(Data records)
start

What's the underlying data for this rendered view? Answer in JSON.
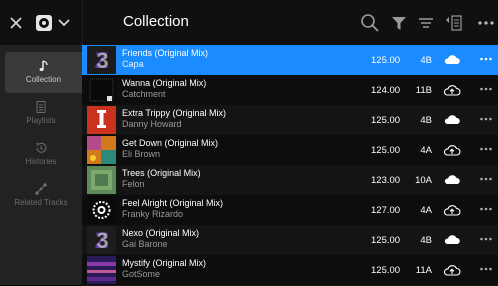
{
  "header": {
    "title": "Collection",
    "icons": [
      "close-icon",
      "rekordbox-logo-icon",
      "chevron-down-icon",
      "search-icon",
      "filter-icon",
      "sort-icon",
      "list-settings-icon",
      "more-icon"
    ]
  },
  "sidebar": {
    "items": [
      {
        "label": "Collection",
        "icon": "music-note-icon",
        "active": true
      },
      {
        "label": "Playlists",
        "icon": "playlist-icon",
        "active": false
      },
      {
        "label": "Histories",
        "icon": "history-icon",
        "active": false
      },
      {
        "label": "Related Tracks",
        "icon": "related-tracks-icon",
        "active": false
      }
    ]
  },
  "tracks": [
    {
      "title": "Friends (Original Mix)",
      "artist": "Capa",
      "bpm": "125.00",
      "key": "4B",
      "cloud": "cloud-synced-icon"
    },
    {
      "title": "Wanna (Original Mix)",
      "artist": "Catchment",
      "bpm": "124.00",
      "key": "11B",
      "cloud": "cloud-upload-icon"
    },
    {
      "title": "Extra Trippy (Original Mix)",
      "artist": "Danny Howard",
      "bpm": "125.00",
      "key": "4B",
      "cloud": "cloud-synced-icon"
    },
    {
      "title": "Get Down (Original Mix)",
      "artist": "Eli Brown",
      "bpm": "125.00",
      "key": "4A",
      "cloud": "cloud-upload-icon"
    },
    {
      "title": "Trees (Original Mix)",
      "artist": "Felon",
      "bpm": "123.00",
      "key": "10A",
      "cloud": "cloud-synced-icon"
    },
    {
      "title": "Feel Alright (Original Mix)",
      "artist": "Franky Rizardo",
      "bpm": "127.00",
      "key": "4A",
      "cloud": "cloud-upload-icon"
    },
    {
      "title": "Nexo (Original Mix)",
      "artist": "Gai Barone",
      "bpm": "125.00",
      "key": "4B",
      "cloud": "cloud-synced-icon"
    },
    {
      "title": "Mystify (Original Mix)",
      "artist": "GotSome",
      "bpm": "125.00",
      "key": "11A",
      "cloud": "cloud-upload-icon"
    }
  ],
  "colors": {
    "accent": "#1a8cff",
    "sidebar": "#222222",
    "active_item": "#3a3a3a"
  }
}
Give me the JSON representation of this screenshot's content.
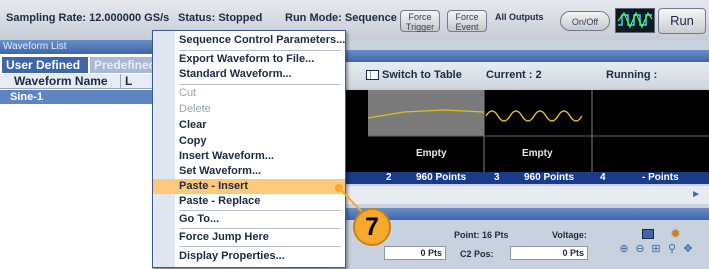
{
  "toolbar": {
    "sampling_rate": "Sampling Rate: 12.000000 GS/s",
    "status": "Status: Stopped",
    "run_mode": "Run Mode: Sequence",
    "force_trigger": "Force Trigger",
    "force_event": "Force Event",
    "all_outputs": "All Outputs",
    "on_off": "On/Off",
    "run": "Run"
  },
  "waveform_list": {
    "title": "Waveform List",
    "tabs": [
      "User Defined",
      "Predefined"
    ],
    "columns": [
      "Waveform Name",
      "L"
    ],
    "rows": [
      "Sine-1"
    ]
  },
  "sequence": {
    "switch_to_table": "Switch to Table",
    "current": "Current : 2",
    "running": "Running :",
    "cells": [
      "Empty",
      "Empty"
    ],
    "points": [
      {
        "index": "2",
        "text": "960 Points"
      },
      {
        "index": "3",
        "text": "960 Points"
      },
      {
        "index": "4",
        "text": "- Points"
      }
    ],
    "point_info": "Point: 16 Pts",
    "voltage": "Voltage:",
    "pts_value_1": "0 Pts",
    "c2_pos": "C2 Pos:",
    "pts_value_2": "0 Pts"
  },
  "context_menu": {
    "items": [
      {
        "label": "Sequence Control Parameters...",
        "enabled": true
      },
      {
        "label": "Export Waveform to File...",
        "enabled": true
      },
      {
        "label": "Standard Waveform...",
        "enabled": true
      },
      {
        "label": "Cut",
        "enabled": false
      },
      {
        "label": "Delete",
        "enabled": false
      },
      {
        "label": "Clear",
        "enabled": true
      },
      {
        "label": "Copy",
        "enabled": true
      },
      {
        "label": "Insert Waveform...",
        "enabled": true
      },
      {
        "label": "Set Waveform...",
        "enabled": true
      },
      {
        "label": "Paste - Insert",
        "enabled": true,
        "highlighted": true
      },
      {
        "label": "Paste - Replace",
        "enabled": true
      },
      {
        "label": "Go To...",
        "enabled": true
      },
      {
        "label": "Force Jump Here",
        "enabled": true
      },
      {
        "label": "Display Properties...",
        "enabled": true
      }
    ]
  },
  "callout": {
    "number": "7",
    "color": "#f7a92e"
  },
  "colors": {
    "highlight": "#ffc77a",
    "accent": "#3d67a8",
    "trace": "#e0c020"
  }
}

end

### Aim of the exercise
Retype the records exactly. Any image in them should not appear in what you write.

### Solution below
What's the underlying data for this rendered view? Answer in JSON.
{
  "header": {
    "title": "Collection",
    "icons": [
      "close-icon",
      "rekordbox-logo-icon",
      "chevron-down-icon",
      "search-icon",
      "filter-icon",
      "sort-icon",
      "list-settings-icon",
      "more-icon"
    ]
  },
  "sidebar": {
    "items": [
      {
        "label": "Collection",
        "icon": "music-note-icon",
        "active": true
      },
      {
        "label": "Playlists",
        "icon": "playlist-icon",
        "active": false
      },
      {
        "label": "Histories",
        "icon": "history-icon",
        "active": false
      },
      {
        "label": "Related Tracks",
        "icon": "related-tracks-icon",
        "active": false
      }
    ]
  },
  "tracks": [
    {
      "title": "Friends (Original Mix)",
      "artist": "Capa",
      "bpm": "125.00",
      "key": "4B",
      "cloud": "cloud-synced-icon"
    },
    {
      "title": "Wanna (Original Mix)",
      "artist": "Catchment",
      "bpm": "124.00",
      "key": "11B",
      "cloud": "cloud-upload-icon"
    },
    {
      "title": "Extra Trippy (Original Mix)",
      "artist": "Danny Howard",
      "bpm": "125.00",
      "key": "4B",
      "cloud": "cloud-synced-icon"
    },
    {
      "title": "Get Down (Original Mix)",
      "artist": "Eli Brown",
      "bpm": "125.00",
      "key": "4A",
      "cloud": "cloud-upload-icon"
    },
    {
      "title": "Trees (Original Mix)",
      "artist": "Felon",
      "bpm": "123.00",
      "key": "10A",
      "cloud": "cloud-synced-icon"
    },
    {
      "title": "Feel Alright (Original Mix)",
      "artist": "Franky Rizardo",
      "bpm": "127.00",
      "key": "4A",
      "cloud": "cloud-upload-icon"
    },
    {
      "title": "Nexo (Original Mix)",
      "artist": "Gai Barone",
      "bpm": "125.00",
      "key": "4B",
      "cloud": "cloud-synced-icon"
    },
    {
      "title": "Mystify (Original Mix)",
      "artist": "GotSome",
      "bpm": "125.00",
      "key": "11A",
      "cloud": "cloud-upload-icon"
    }
  ],
  "colors": {
    "accent": "#1a8cff",
    "sidebar": "#222222",
    "active_item": "#3a3a3a"
  }
}
Give me the JSON representation of this screenshot's content.
{
  "toolbar": {
    "sampling_rate": "Sampling Rate: 12.000000 GS/s",
    "status": "Status: Stopped",
    "run_mode": "Run Mode: Sequence",
    "force_trigger": "Force Trigger",
    "force_event": "Force Event",
    "all_outputs": "All Outputs",
    "on_off": "On/Off",
    "run": "Run"
  },
  "waveform_list": {
    "title": "Waveform List",
    "tabs": [
      "User Defined",
      "Predefined"
    ],
    "columns": [
      "Waveform Name",
      "L"
    ],
    "rows": [
      "Sine-1"
    ]
  },
  "sequence": {
    "switch_to_table": "Switch to Table",
    "current": "Current : 2",
    "running": "Running :",
    "cells": [
      "Empty",
      "Empty"
    ],
    "points": [
      {
        "index": "2",
        "text": "960 Points"
      },
      {
        "index": "3",
        "text": "960 Points"
      },
      {
        "index": "4",
        "text": "- Points"
      }
    ],
    "point_info": "Point: 16 Pts",
    "voltage": "Voltage:",
    "pts_value_1": "0 Pts",
    "c2_pos": "C2 Pos:",
    "pts_value_2": "0 Pts"
  },
  "context_menu": {
    "items": [
      {
        "label": "Sequence Control Parameters...",
        "enabled": true
      },
      {
        "label": "Export Waveform to File...",
        "enabled": true
      },
      {
        "label": "Standard Waveform...",
        "enabled": true
      },
      {
        "label": "Cut",
        "enabled": false
      },
      {
        "label": "Delete",
        "enabled": false
      },
      {
        "label": "Clear",
        "enabled": true
      },
      {
        "label": "Copy",
        "enabled": true
      },
      {
        "label": "Insert Waveform...",
        "enabled": true
      },
      {
        "label": "Set Waveform...",
        "enabled": true
      },
      {
        "label": "Paste - Insert",
        "enabled": true,
        "highlighted": true
      },
      {
        "label": "Paste - Replace",
        "enabled": true
      },
      {
        "label": "Go To...",
        "enabled": true
      },
      {
        "label": "Force Jump Here",
        "enabled": true
      },
      {
        "label": "Display Properties...",
        "enabled": true
      }
    ]
  },
  "callout": {
    "number": "7",
    "color": "#f7a92e"
  },
  "colors": {
    "highlight": "#ffc77a",
    "accent": "#3d67a8",
    "trace": "#e0c020"
  }
}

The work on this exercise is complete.